━━━━━ Reading text

Once this has been tested a bit, it would probably be worth posting about this
to desktop-devel-list.
Comment 8 James Henstridge 2004-05-13 05:49:14 UTC
Looks like I was wrong about gnome-utils -- It already includes the contents of
curses.m4 in its acinclude.m4 file, so isn't actually using curses.m4.

So not installing curses.m4 doesn't break gnome-utils.
Comment 9 James Henstridge 2004-05-13 11:27:21 UTC
Created attachment 27665 [details] [review]
no-gnome1-macros.patch v2

This version includes changes to the GNOME_COMMON_INIT macro.  It simply sets
ACLOCAL_AMFLAGS to "\${ACLOCAL_FLAGS}" and AC_SUBST()'s it.  On rebuilds,
aclocal will be called with the current contents of $ACLOCAL_FLAGS as
arguments.
Comment 10 James Henstridge 2004-05-17 05:05:56 UTC
Been testing this for the last few days without any problems so far.

It turns out that gnome-utils doesn't even use the curses check macro.  So as
well as not needing the copy from gnome-common, it doesn't need the copy from
its acinclude.m4 file.  I think it can be quite safely killed off.

While going through the code in autogen.sh, I wonder whether the code that
modifies ACLOCAL_FLAGS, PATH and LD_LIBRARY_PATH based on GNOME2_DIR/GNOME2_PATH
should be removed.  It would cause the same rebuild issues as the ones in the
existing gnome-autogen.sh wrappert script mentioned in the initial comment.

Setting those variables in "autogen" is only going to affect the results of
configure tests -- those values won't be seen during the "make" or "make
install" phases.  Since the user is pretty much required to set up
ACLOCAL_FLAGS, PATH and LD_LIBRARY_PATH anyway, is there any benefit to that code?
Comment 11 James Henstridge 2004-05-20 06:37:48 UTC
Relevant desktop-devel-list discussion at:
    http://mail.gnome.org/archives/desktop-devel-list/2004-May/msg00239.html
Comment 12 Malcolm Tredinnick 2004-05-20 06:50:59 UTC
OK, here are my thoughts:

I am completely in favour of the patch and the ideas behind it. Thanks for doing
all this work.

━━━━━━━━━━
━━━━━ Material supplied

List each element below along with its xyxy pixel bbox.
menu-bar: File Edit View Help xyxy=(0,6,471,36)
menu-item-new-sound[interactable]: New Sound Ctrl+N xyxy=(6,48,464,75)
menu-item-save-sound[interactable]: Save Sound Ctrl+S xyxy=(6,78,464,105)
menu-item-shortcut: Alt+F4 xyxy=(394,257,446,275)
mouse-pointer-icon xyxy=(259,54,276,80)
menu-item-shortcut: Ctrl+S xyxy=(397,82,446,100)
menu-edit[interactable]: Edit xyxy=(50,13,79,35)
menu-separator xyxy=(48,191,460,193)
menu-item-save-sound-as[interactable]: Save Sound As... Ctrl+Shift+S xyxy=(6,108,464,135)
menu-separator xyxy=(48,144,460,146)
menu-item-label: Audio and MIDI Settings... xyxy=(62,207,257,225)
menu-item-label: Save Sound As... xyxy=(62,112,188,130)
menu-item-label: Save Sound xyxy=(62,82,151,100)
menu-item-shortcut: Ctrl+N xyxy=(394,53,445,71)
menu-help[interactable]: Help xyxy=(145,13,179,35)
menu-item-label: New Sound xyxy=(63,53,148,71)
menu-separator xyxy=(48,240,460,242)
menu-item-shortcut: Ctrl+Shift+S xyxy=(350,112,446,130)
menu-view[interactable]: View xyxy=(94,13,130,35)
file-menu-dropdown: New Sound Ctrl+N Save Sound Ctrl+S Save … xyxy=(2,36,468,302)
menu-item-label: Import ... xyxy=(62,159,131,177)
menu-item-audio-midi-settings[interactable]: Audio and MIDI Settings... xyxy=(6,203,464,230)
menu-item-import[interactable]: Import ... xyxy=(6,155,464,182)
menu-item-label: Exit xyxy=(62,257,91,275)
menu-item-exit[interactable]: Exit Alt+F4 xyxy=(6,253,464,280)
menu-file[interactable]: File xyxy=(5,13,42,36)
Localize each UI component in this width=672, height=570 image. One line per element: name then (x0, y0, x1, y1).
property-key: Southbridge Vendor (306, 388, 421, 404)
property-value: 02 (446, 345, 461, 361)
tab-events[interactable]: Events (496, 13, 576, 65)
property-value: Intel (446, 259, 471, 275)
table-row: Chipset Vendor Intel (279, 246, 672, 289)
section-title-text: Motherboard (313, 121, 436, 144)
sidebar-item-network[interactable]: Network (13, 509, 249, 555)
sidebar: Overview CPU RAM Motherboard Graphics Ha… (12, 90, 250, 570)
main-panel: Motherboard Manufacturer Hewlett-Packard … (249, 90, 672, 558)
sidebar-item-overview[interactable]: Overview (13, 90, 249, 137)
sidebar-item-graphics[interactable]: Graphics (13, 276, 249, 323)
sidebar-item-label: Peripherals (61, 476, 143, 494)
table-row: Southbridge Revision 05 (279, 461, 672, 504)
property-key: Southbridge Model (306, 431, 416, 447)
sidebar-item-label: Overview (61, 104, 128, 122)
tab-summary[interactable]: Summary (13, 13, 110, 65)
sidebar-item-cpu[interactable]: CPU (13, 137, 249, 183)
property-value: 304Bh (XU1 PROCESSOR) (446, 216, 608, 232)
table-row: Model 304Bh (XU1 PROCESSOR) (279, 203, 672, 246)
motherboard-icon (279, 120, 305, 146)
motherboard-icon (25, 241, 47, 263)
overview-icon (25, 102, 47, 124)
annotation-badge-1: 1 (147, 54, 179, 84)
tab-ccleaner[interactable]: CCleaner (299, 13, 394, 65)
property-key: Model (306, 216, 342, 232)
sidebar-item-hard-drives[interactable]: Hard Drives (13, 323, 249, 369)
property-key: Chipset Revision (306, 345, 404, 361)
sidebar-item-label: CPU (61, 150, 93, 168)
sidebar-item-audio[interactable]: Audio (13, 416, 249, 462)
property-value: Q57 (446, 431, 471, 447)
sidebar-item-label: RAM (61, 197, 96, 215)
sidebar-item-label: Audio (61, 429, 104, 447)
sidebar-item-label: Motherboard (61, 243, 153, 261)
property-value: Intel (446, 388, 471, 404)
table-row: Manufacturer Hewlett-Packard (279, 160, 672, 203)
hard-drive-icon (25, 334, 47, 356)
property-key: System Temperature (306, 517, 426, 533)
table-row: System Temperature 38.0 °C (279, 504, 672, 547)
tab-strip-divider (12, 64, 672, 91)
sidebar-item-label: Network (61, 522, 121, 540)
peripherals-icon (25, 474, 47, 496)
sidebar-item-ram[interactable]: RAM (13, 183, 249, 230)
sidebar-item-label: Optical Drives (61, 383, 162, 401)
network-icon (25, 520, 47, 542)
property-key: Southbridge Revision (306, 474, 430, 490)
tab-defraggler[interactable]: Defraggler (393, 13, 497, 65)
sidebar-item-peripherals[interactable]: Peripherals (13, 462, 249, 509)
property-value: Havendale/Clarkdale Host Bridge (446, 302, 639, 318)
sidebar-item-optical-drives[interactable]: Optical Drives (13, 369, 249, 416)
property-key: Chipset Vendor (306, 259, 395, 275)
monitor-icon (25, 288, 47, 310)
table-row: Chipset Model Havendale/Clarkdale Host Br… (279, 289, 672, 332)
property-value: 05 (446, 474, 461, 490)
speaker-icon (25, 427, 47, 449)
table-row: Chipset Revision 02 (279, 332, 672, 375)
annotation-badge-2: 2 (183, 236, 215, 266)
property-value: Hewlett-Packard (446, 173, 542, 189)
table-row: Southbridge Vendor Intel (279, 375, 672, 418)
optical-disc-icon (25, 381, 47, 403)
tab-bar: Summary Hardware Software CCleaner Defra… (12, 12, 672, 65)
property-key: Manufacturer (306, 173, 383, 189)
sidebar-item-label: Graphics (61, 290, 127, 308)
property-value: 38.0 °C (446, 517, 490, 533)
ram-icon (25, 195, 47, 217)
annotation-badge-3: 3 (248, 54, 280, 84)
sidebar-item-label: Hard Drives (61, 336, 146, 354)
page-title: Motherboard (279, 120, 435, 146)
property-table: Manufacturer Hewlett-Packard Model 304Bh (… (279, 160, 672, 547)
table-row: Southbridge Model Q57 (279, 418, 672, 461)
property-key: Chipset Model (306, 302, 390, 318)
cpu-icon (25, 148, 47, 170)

━━━━━━━━━━

What to work on —
Please retype the bug report comments on the gnome-common macros patch in full, word for word.

Task result —
Once this has been tested a bit, it would probably be worth posting about this
to desktop-devel-list.
Comment 8 James Henstridge 2004-05-13 05:49:14 UTC
Looks like I was wrong about gnome-utils -- It already includes the contents of
curses.m4 in its acinclude.m4 file, so isn't actually using curses.m4.

So not installing curses.m4 doesn't break gnome-utils.
Comment 9 James Henstridge 2004-05-13 11:27:21 UTC
Created attachment 27665 [details] [review]
no-gnome1-macros.patch v2

This version includes changes to the GNOME_COMMON_INIT macro.  It simply sets
ACLOCAL_AMFLAGS to "\${ACLOCAL_FLAGS}" and AC_SUBST()'s it.  On rebuilds,
aclocal will be called with the current contents of $ACLOCAL_FLAGS as
arguments.
Comment 10 James Henstridge 2004-05-17 05:05:56 UTC
Been testing this for the last few days without any problems so far.

It turns out that gnome-utils doesn't even use the curses check macro.  So as
well as not needing the copy from gnome-common, it doesn't need the copy from
its acinclude.m4 file.  I think it can be quite safely killed off.

While going through the code in autogen.sh, I wonder whether the code that
modifies ACLOCAL_FLAGS, PATH and LD_LIBRARY_PATH based on GNOME2_DIR/GNOME2_PATH
should be removed.  It would cause the same rebuild issues as the ones in the
existing gnome-autogen.sh wrappert script mentioned in the initial comment.

Setting those variables in "autogen" is only going to affect the results of
configure tests -- those values won't be seen during the "make" or "make
install" phases.  Since the user is pretty much required to set up
ACLOCAL_FLAGS, PATH and LD_LIBRARY_PATH anyway, is there any benefit to that code?
Comment 11 James Henstridge 2004-05-20 06:37:48 UTC
Relevant desktop-devel-list discussion at:
    http://mail.gnome.org/archives/desktop-devel-list/2004-May/msg00239.html
Comment 12 Malcolm Tredinnick 2004-05-20 06:50:59 UTC
OK, here are my thoughts:

I am completely in favour of the patch and the ideas behind it. Thanks for doing
all this work.